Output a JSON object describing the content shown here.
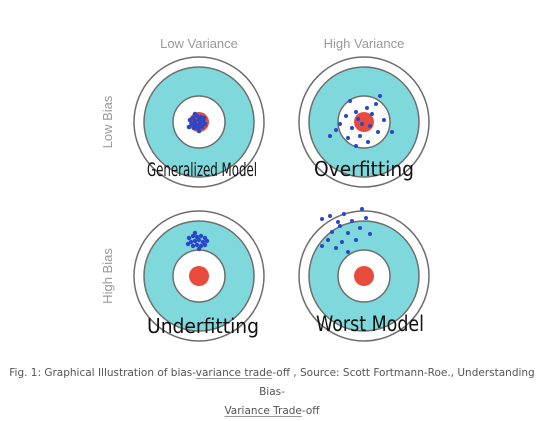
{
  "header": {
    "low_variance": "Low Variance",
    "high_variance": "High Variance",
    "low_bias": "Low Bias",
    "high_bias": "High Bias"
  },
  "panels": [
    {
      "id": "low-bias-low-variance",
      "label": "Generalized Model"
    },
    {
      "id": "low-bias-high-variance",
      "label": "Overfitting"
    },
    {
      "id": "high-bias-low-variance",
      "label": "Underfitting"
    },
    {
      "id": "high-bias-high-variance",
      "label": "Worst Model"
    }
  ],
  "caption": {
    "part1": "Fig. 1: Graphical Illustration of bias-",
    "link1": "variance trade",
    "part2": "-off , Source: Scott Fortmann-Roe., Understanding Bias-",
    "link2": "Variance Trade",
    "part3": "-off"
  },
  "colors": {
    "ring_outer": "#ffffff",
    "ring_teal": "#7fd9dc",
    "bullseye": "#e84a3b",
    "dots": "#2b47c9",
    "axis_text": "#9a9a9a",
    "label_text": "#111111"
  }
}
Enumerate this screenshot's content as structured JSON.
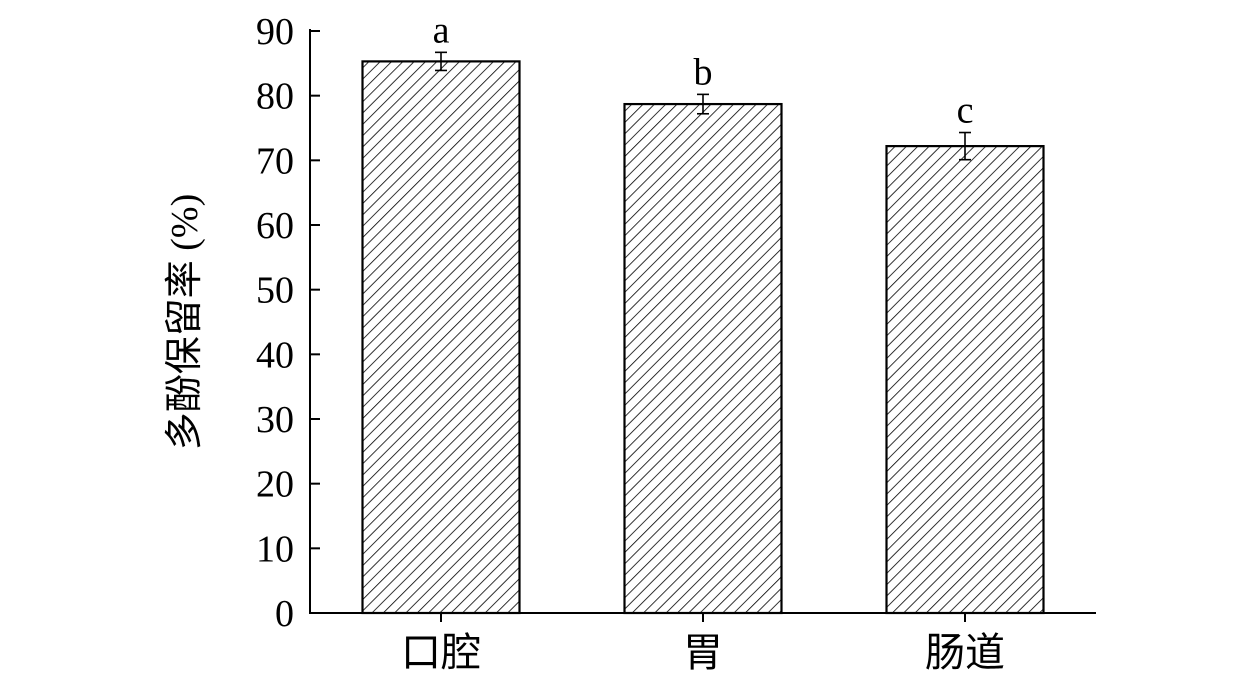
{
  "chart_data": {
    "type": "bar",
    "categories": [
      "口腔",
      "胃",
      "肠道"
    ],
    "values": [
      85.3,
      78.7,
      72.2
    ],
    "errors": [
      1.4,
      1.5,
      2.1
    ],
    "significance_labels": [
      "a",
      "b",
      "c"
    ],
    "title": "",
    "xlabel": "",
    "ylabel": "多酚保留率 (%)",
    "ylim": [
      0,
      90
    ],
    "yticks": [
      0,
      10,
      20,
      30,
      40,
      50,
      60,
      70,
      80,
      90
    ],
    "yticks_labels": [
      "0",
      "10",
      "20",
      "30",
      "40",
      "50",
      "60",
      "70",
      "80",
      "90"
    ],
    "bar_fill": "diagonal-hatch",
    "grid": false,
    "legend": "none"
  }
}
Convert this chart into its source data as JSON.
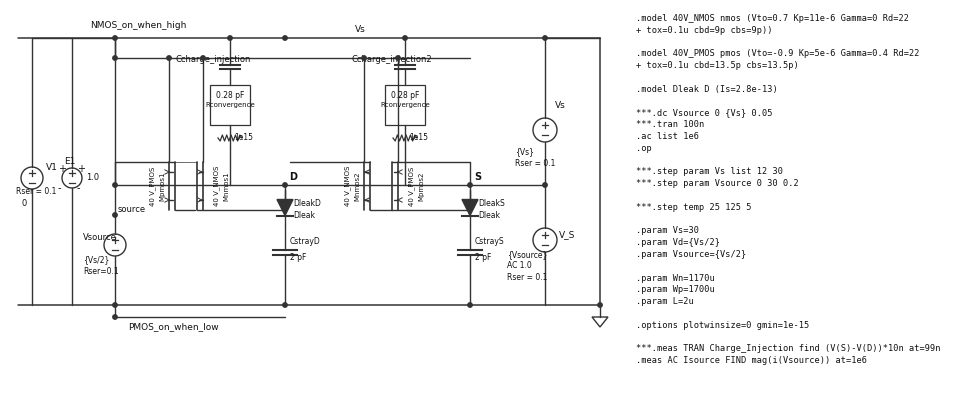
{
  "bg_color": "#ffffff",
  "line_color": "#333333",
  "text_color": "#111111",
  "fig_width": 9.77,
  "fig_height": 3.99,
  "right_text_lines": [
    ".model 40V_NMOS nmos (Vto=0.7 Kp=11e-6 Gamma=0 Rd=22",
    "+ tox=0.1u cbd=9p cbs=9p))",
    "",
    ".model 40V_PMOS pmos (Vto=-0.9 Kp=5e-6 Gamma=0.4 Rd=22",
    "+ tox=0.1u cbd=13.5p cbs=13.5p)",
    "",
    ".model Dleak D (Is=2.8e-13)",
    "",
    "***.dc Vsource 0 {Vs} 0.05",
    "***.tran 100n",
    ".ac list 1e6",
    ".op",
    "",
    "***.step param Vs list 12 30",
    "***.step param Vsource 0 30 0.2",
    "",
    "***.step temp 25 125 5",
    "",
    ".param Vs=30",
    ".param Vd={Vs/2}",
    ".param Vsource={Vs/2}",
    "",
    ".param Wn=1170u",
    ".param Wp=1700u",
    ".param L=2u",
    "",
    ".options plotwinsize=0 gmin=1e-15",
    "",
    "***.meas TRAN Charge_Injection find (V(S)-V(D))*10n at=99n",
    ".meas AC Isource FIND mag(i(Vsource)) at=1e6"
  ]
}
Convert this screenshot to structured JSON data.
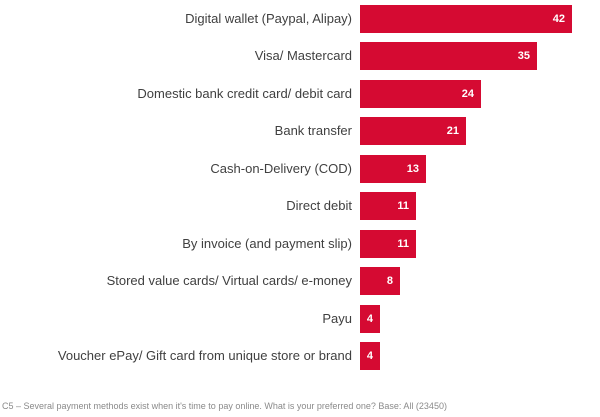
{
  "chart_data": {
    "type": "bar",
    "orientation": "horizontal",
    "title": "",
    "xlabel": "",
    "ylabel": "",
    "categories": [
      "Digital wallet (Paypal, Alipay)",
      "Visa/ Mastercard",
      "Domestic bank credit card/ debit card",
      "Bank transfer",
      "Cash-on-Delivery (COD)",
      "Direct debit",
      "By invoice (and payment slip)",
      "Stored value cards/ Virtual cards/ e-money",
      "Payu",
      "Voucher ePay/ Gift card from unique store or brand"
    ],
    "values": [
      42,
      35,
      24,
      21,
      13,
      11,
      11,
      8,
      4,
      4
    ],
    "xlim": [
      0,
      42
    ],
    "grid": false,
    "legend": false,
    "data_labels": "inside-end",
    "bar_color": "#D50A32",
    "value_label_color": "#FFFFFF",
    "category_label_color": "#404040"
  },
  "footnote": "C5 – Several payment methods exist when it's time to pay online. What is your preferred one? Base: All (23450)"
}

________________

*Given instruction*.
Copy and report every line where the word "structured" is present.

*Written solution*.
Enumerate this screenshot's content as structured JSON.
Convert this screenshot to structured JSON data.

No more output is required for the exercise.